• **Information given**:
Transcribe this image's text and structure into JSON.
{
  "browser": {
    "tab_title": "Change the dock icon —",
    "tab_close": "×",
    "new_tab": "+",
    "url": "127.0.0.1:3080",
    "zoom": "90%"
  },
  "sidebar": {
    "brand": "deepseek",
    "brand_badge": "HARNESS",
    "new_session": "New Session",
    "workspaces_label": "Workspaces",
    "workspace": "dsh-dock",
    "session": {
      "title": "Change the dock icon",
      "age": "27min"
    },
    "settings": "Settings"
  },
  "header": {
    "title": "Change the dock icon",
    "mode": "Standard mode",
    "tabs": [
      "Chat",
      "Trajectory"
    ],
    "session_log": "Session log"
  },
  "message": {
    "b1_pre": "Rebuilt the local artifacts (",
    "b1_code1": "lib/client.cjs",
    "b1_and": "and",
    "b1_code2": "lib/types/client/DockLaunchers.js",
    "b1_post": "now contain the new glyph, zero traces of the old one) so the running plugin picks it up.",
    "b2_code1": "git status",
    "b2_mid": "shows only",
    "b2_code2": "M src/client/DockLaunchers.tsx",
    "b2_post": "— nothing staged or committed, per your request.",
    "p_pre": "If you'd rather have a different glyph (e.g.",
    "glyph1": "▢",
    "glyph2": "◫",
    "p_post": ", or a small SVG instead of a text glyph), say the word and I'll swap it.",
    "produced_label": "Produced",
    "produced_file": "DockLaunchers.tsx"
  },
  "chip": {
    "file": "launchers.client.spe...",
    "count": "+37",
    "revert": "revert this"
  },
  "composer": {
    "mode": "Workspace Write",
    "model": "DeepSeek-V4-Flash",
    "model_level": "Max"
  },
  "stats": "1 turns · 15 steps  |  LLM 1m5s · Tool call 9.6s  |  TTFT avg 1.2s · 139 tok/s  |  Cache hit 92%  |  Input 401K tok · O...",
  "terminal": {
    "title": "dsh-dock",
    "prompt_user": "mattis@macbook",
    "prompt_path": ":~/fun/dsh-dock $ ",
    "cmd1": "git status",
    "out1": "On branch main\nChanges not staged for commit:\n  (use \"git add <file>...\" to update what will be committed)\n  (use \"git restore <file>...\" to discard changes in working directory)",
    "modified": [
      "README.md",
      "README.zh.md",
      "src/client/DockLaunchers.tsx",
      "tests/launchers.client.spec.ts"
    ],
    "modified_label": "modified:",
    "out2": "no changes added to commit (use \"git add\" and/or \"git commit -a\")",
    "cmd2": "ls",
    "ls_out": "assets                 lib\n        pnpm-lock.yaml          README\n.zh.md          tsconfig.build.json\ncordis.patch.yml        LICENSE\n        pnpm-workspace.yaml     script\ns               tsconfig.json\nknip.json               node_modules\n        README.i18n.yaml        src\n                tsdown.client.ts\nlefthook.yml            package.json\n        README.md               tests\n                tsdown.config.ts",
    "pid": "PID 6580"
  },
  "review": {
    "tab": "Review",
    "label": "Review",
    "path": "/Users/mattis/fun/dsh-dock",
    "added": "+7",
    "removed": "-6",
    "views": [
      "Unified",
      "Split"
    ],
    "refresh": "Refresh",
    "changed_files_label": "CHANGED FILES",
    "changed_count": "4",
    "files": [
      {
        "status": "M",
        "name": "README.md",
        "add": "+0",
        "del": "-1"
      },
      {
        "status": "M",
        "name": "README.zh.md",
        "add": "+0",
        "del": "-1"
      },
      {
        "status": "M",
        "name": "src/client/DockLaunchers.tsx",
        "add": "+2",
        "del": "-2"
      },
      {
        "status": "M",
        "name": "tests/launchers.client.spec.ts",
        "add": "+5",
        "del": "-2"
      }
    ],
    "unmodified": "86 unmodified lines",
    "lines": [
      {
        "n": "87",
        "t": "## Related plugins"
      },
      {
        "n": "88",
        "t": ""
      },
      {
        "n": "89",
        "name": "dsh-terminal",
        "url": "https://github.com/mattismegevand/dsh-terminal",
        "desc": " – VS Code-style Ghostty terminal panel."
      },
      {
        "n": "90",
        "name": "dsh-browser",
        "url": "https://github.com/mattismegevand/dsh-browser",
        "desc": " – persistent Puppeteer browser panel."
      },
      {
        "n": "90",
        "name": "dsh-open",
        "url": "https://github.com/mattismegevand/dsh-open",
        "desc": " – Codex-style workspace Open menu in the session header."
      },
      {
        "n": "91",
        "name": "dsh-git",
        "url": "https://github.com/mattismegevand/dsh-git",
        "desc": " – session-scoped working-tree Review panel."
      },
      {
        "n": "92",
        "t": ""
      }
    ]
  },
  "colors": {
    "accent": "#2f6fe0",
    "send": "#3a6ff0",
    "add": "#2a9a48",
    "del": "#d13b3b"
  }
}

• **Your goal**: Using the listing above, pick out each line that contains the word "style", then copy it.

• **Written response**:
        "desc": " – VS Code-style Ghostty terminal panel."
        "desc": " – Codex-style workspace Open menu in the session header."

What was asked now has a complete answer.